● **Given exercise**: Omit all images, then return the remaining material exactly as it stands.

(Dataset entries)
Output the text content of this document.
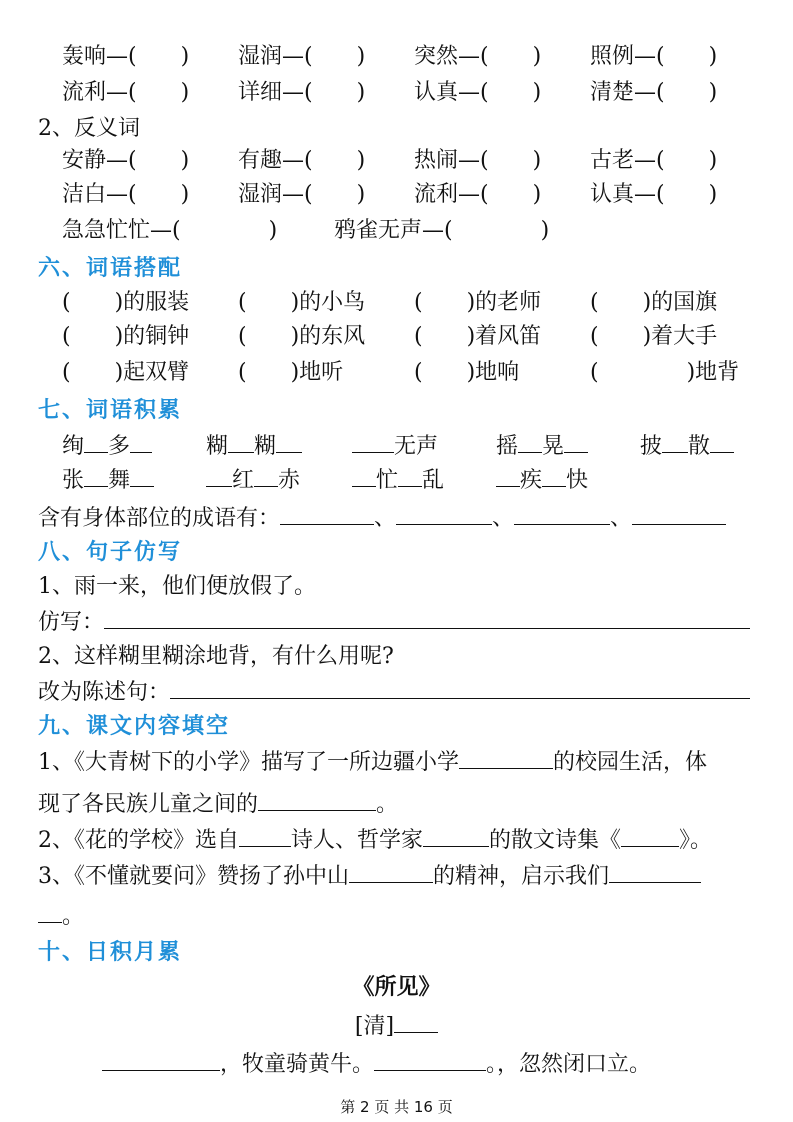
轰响—(　　) 湿润—(　　) 突然—(　　) 照例—(　　)
流利—(　　) 详细—(　　) 认真—(　　) 清楚—(　　)
2、反义词
安静—(　　) 有趣—(　　) 热闹—(　　) 古老—(　　)
洁白—(　　) 湿润—(　　) 流利—(　　) 认真—(　　)
急急忙忙—(　　　　)	鸦雀无声—(　　　　)
六、词语搭配
(　　)的服装 (　　)的小鸟 (　　)的老师 (　　)的国旗
(　　)的铜钟 (　　)的东风 (　　)着风笛 (　　)着大手
(　　)起双臂 (　　)地听	(　　)地响	(　　　　)地背
七、词语积累
绚 多	糊 糊	无声	摇 晃	披 散
张 舞	红 赤	忙 乱	疾 快
含有身体部位的成语有：	、	、	、
八、句子仿写
1、雨一来，他们便放假了。
仿写：
2、这样糊里糊涂地背，有什么用呢?
改为陈述句：
九、课文内容填空
1、《大青树下的小学》描写了一所边疆小学	的校园生活，体
现了各民族儿童之间的	。
2、《花的学校》选自 诗人、哲学家	的散文诗集《	》。
3、《不懂就要问》赞扬了孙中山	的精神，启示我们
。
十、日积月累
《所见》
[清]
，牧童骑黄牛。	。，忽然闭口立。
第 2 页 共 16 页
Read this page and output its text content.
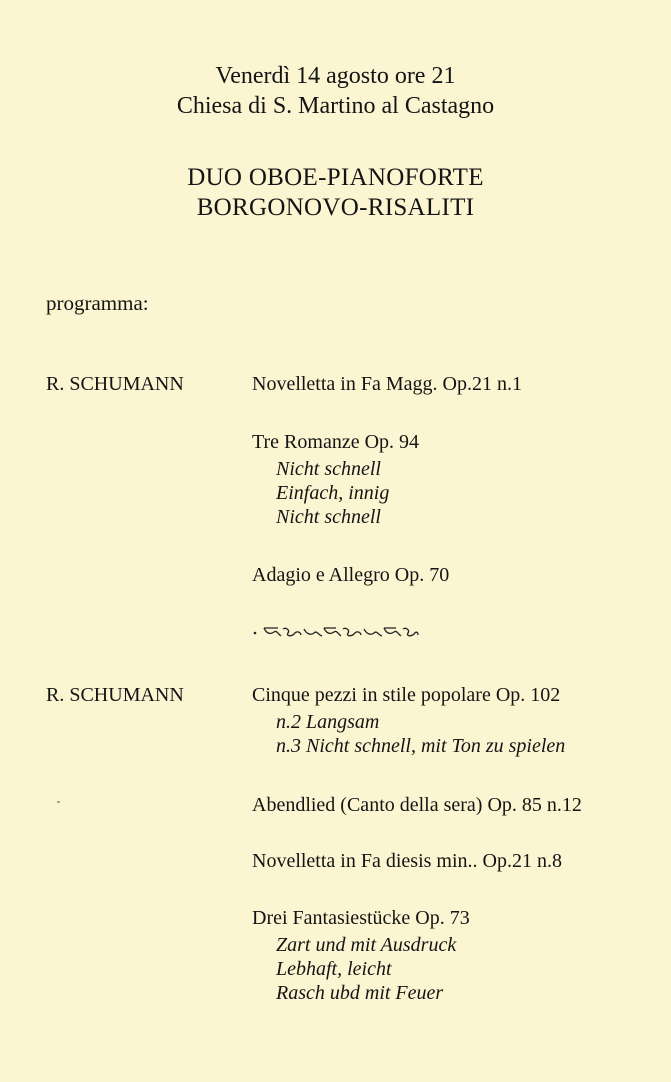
Venerdì 14 agosto ore 21
Chiesa di S. Martino al Castagno
DUO OBOE-PIANOFORTE
BORGONOVO-RISALITI
programma:
R. SCHUMANN	Novelletta in Fa Magg. Op.21 n.1
Tre Romanze Op. 94
Nicht schnell
Einfach, innig
Nicht schnell
Adagio e Allegro Op. 70
R. SCHUMANN	Cinque pezzi in stile popolare Op. 102
n.2 Langsam
n.3 Nicht schnell, mit Ton zu spielen
Abendlied (Canto della sera) Op. 85 n.12
Novelletta in Fa diesis min.. Op.21 n.8
Drei Fantasiestücke Op. 73
Zart und mit Ausdruck
Lebhaft, leicht
Rasch ubd mit Feuer
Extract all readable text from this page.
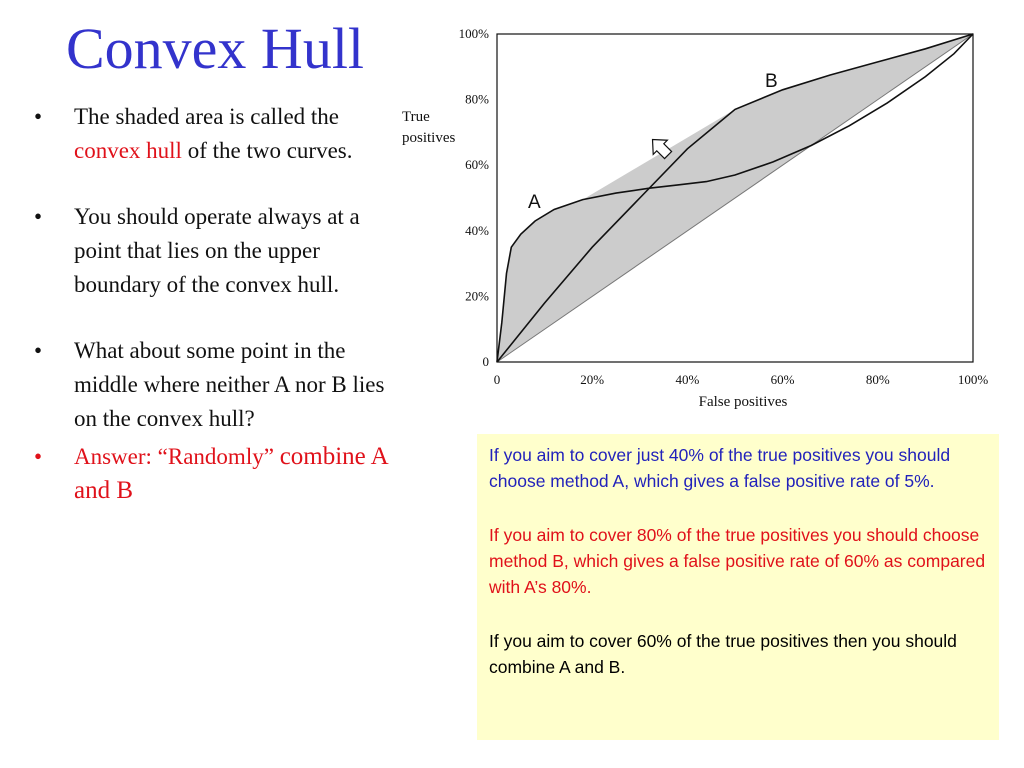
Convex Hull
• The shaded area is called the convex hull of the two curves.
• You should operate always at a point that lies on the upper boundary of the convex hull.
• What about some point in the middle where neither A nor B lies on the convex hull?
• Answer: “Randomly” combine A and B
0	20%	40%	60%	80%	100%
0
20%
40%
60%
80%
100%
False positives
True
positives
B
A

If you aim to cover just 40% of the true positives you should choose method A, which gives a false positive rate of 5%.

If you aim to cover 80% of the true positives you should choose method B, which gives a false positive rate of 60% as compared with A’s 80%.

If you aim to cover 60% of the true positives then you should combine A and B.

● **Right answer**:
Output the text content of this document.
轰响—(　　) 湿润—(　　) 突然—(　　) 照例—(　　)
流利—(　　) 详细—(　　) 认真—(　　) 清楚—(　　)
2、反义词
安静—(　　) 有趣—(　　) 热闹—(　　) 古老—(　　)
洁白—(　　) 湿润—(　　) 流利—(　　) 认真—(　　)
急急忙忙—(　　　　)	鸦雀无声—(　　　　)
六、词语搭配
(　　)的服装 (　　)的小鸟 (　　)的老师 (　　)的国旗
(　　)的铜钟 (　　)的东风 (　　)着风笛 (　　)着大手
(　　)起双臂 (　　)地听	(　　)地响	(　　　　)地背
七、词语积累
绚 多	糊 糊	无声	摇 晃	披 散
张 舞	红 赤	忙 乱	疾 快
含有身体部位的成语有：	、	、	、
八、句子仿写
1、雨一来，他们便放假了。
仿写：
2、这样糊里糊涂地背，有什么用呢?
改为陈述句：
九、课文内容填空
1、《大青树下的小学》描写了一所边疆小学	的校园生活，体
现了各民族儿童之间的	。
2、《花的学校》选自 诗人、哲学家	的散文诗集《	》。
3、《不懂就要问》赞扬了孙中山	的精神，启示我们
。
十、日积月累
《所见》
[清]
，牧童骑黄牛。	。，忽然闭口立。
第 2 页 共 16 页
Read this page and output its text content.
Venerdì 14 agosto ore 21
Chiesa di S. Martino al Castagno
DUO OBOE-PIANOFORTE
BORGONOVO-RISALITI
programma:
R. SCHUMANN	Novelletta in Fa Magg. Op.21 n.1
Tre Romanze Op. 94
Nicht schnell
Einfach, innig
Nicht schnell
Adagio e Allegro Op. 70
R. SCHUMANN	Cinque pezzi in stile popolare Op. 102
n.2 Langsam
n.3 Nicht schnell, mit Ton zu spielen
Abendlied (Canto della sera) Op. 85 n.12
Novelletta in Fa diesis min.. Op.21 n.8
Drei Fantasiestücke Op. 73
Zart und mit Ausdruck
Lebhaft, leicht
Rasch ubd mit Feuer
Extract all readable text from this page.
Convex Hull
• The shaded area is called the convex hull of the two curves.
• You should operate always at a point that lies on the upper boundary of the convex hull.
• What about some point in the middle where neither A nor B lies on the convex hull?
• Answer: “Randomly” combine A and B
0	20%	40%	60%	80%	100%
0
20%
40%
60%
80%
100%
False positives
True
positives
B
A

If you aim to cover just 40% of the true positives you should choose method A, which gives a false positive rate of 5%.

If you aim to cover 80% of the true positives you should choose method B, which gives a false positive rate of 60% as compared with A’s 80%.

If you aim to cover 60% of the true positives then you should combine A and B.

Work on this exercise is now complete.